- [Task requirements] Look through the material and copy each line holding "Profondeur".

- [Records to process]
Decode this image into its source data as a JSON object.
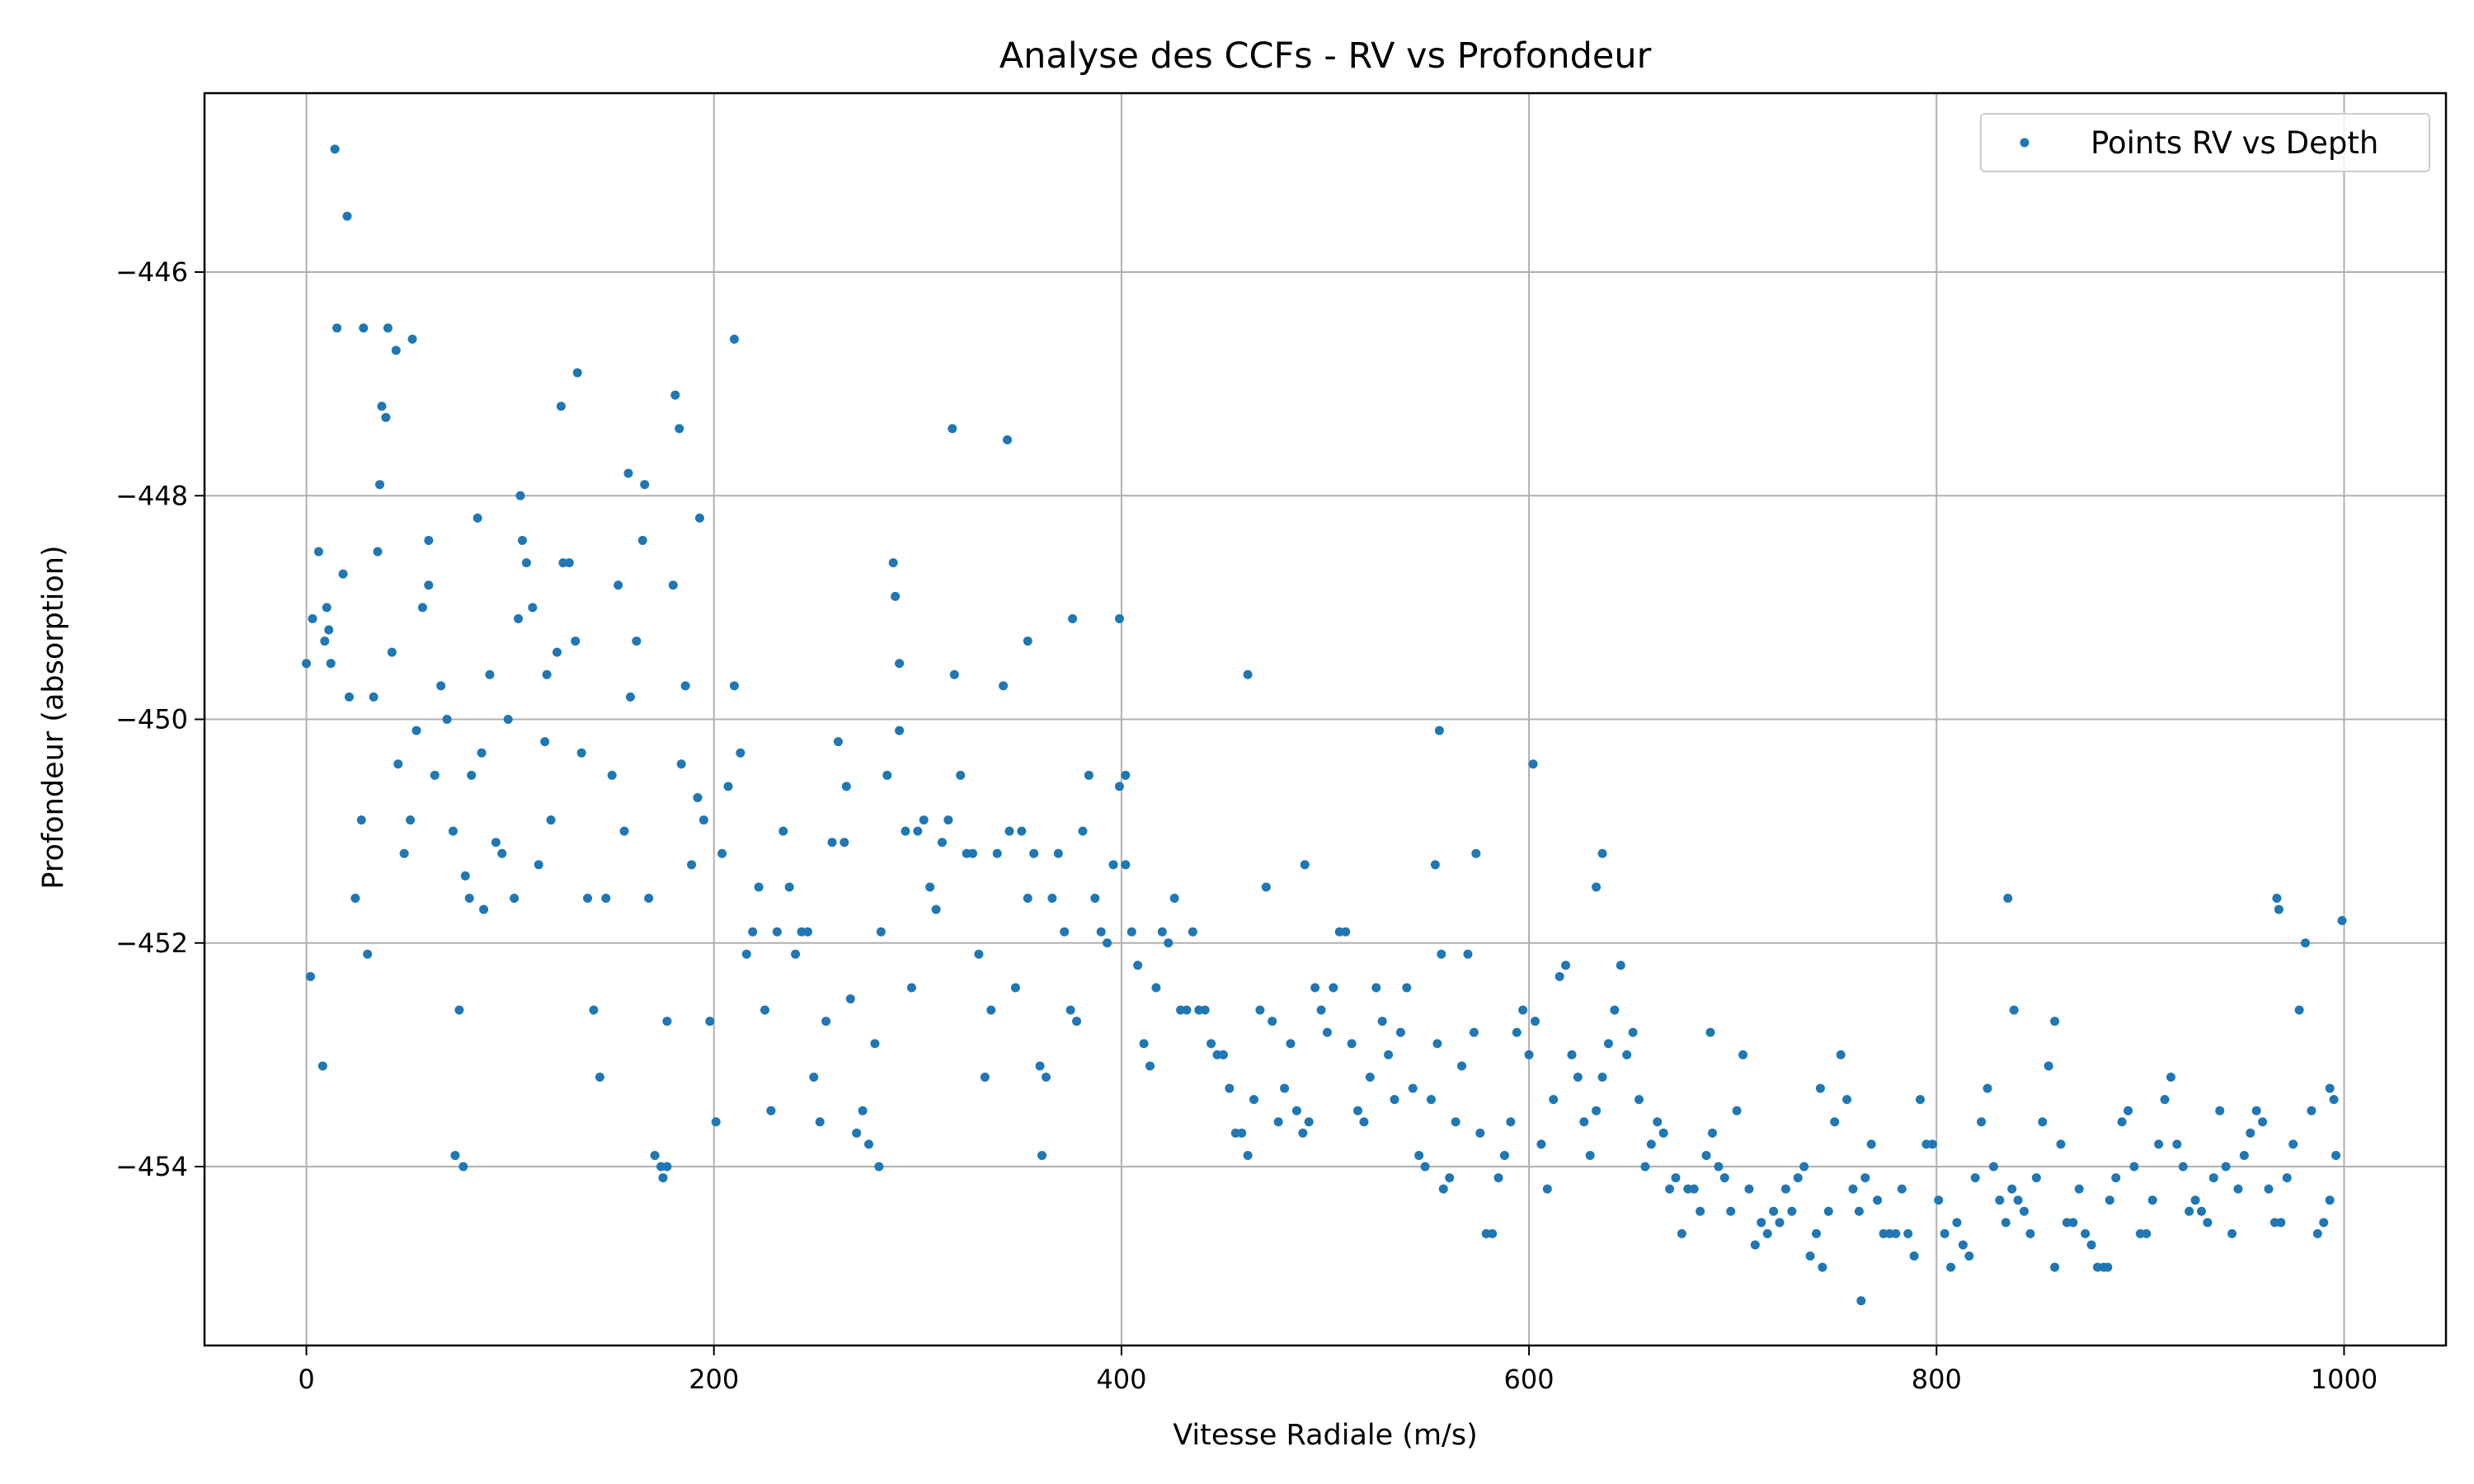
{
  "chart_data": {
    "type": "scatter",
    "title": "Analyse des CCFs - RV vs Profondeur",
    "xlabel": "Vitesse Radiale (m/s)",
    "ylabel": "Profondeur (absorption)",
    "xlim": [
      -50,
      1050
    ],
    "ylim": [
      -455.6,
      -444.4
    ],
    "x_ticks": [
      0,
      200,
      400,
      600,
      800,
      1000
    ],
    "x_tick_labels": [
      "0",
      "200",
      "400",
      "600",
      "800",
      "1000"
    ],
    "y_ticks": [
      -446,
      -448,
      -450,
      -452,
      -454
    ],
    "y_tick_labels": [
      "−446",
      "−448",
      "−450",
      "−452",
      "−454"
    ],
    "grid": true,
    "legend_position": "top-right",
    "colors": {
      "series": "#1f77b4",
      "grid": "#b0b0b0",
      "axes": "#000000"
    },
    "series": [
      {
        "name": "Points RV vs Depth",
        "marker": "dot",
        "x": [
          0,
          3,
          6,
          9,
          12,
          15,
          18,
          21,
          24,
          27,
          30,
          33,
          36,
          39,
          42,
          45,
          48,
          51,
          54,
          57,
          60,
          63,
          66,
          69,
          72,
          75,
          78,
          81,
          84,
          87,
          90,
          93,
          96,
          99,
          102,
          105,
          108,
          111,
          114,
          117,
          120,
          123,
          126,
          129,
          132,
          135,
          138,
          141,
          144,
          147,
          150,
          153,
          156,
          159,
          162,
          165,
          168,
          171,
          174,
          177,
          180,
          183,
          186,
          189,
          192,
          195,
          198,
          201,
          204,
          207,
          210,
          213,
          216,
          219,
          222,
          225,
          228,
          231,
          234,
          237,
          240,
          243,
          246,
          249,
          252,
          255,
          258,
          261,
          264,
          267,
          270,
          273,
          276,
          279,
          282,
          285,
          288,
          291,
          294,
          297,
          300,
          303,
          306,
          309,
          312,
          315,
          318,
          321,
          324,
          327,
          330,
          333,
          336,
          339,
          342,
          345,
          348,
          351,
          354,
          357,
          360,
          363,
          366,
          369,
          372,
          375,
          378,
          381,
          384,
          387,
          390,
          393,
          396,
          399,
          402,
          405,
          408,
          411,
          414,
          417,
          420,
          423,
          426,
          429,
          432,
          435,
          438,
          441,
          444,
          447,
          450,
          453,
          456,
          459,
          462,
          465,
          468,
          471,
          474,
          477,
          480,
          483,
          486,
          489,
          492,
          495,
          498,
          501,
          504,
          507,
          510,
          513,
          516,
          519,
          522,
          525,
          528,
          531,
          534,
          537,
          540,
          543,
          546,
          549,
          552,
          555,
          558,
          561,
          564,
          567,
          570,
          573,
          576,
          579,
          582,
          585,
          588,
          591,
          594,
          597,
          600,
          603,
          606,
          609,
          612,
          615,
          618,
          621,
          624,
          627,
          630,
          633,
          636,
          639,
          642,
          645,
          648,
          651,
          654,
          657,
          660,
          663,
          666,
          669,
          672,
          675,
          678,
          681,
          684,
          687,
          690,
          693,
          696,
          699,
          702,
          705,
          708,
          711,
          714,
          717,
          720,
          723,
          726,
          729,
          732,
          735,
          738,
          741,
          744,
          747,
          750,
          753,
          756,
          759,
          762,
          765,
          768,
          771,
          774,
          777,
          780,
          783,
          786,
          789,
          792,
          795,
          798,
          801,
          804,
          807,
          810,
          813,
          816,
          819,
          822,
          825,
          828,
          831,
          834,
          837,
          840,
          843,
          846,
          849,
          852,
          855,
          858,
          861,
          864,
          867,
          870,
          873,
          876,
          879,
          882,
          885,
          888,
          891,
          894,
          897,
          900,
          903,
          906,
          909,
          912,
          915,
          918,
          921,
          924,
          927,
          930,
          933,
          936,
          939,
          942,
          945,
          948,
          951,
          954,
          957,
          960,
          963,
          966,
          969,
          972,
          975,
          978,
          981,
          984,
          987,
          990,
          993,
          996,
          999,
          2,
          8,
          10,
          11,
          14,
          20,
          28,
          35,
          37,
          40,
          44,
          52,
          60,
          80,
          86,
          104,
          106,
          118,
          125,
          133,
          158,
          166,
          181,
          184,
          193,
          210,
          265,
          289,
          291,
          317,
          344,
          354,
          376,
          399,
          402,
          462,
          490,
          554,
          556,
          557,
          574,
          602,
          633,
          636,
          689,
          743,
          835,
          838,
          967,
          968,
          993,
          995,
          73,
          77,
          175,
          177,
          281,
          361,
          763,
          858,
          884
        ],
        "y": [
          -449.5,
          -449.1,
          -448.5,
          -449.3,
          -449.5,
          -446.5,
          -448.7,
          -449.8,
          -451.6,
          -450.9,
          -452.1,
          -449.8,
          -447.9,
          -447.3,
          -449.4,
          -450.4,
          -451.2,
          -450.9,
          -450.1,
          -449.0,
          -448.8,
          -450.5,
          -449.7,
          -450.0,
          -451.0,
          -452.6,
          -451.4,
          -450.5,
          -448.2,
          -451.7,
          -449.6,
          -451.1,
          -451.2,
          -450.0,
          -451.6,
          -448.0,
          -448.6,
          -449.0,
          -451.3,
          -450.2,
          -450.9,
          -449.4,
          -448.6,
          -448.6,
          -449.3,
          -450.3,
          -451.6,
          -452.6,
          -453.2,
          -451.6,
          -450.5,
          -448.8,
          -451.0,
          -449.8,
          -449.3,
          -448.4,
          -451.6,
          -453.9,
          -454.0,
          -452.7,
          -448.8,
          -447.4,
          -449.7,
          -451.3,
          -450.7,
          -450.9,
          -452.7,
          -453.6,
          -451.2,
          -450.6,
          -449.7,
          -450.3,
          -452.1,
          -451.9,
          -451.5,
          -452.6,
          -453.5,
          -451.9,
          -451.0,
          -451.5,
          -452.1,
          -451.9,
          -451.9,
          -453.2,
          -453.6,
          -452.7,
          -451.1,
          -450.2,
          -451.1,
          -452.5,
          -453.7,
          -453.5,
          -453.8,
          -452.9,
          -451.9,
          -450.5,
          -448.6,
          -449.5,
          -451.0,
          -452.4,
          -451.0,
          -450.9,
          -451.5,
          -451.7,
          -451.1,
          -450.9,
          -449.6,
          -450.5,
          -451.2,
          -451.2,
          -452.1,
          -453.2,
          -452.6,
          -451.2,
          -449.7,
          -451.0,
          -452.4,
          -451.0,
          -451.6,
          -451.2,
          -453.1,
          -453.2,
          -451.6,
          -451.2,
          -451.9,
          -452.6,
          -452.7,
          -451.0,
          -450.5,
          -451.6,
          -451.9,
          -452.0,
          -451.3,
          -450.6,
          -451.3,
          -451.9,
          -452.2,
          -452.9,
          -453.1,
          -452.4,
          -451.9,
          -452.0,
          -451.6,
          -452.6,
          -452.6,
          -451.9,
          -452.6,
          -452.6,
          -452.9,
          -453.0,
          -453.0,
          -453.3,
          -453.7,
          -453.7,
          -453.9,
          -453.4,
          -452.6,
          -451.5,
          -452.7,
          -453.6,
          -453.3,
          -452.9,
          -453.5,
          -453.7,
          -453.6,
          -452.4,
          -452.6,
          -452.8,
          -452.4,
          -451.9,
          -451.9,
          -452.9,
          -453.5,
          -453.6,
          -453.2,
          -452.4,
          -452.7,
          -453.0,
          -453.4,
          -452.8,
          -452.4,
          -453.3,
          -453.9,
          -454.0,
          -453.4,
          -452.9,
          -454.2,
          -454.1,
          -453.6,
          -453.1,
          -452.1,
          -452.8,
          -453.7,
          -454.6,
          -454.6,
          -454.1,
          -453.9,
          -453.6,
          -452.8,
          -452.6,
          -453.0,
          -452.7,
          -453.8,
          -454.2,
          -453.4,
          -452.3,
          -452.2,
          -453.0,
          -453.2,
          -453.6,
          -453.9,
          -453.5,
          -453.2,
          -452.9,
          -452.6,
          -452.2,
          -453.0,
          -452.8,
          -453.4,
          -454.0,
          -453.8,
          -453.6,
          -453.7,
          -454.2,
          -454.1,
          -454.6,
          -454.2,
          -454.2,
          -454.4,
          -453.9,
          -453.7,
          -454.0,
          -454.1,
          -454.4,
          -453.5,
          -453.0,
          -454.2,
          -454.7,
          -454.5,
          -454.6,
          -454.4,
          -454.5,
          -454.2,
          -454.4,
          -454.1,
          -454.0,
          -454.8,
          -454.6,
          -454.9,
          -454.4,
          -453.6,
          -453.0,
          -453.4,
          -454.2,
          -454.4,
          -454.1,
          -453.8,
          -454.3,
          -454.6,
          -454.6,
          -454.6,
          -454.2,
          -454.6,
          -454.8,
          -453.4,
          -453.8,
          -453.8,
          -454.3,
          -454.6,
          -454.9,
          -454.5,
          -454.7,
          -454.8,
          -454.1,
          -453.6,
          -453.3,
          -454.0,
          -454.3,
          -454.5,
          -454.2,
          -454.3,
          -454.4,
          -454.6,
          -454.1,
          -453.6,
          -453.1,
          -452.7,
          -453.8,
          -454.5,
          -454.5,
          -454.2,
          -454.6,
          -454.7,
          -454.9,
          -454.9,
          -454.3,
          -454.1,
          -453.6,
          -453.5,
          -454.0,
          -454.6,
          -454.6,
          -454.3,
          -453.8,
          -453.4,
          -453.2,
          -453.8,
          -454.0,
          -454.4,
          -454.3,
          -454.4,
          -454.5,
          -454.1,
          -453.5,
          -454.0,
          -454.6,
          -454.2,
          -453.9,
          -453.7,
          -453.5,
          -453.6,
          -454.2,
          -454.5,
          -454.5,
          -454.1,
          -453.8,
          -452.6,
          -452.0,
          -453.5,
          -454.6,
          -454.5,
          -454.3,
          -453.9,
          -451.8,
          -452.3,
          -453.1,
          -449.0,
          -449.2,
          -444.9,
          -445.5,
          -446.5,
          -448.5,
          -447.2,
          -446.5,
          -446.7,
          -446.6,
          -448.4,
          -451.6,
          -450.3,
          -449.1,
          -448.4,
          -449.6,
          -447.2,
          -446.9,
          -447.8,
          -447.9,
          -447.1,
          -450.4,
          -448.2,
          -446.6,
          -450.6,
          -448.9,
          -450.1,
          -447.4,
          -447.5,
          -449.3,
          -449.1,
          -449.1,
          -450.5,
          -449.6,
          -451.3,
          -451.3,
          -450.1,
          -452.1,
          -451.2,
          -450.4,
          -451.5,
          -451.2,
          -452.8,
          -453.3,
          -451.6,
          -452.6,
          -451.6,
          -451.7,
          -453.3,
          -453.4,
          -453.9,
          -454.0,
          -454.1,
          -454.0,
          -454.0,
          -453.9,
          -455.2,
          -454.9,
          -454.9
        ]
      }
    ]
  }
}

- [Response for this exercise]
    "title": "Analyse des CCFs - RV vs Profondeur",
    "ylabel": "Profondeur (absorption)",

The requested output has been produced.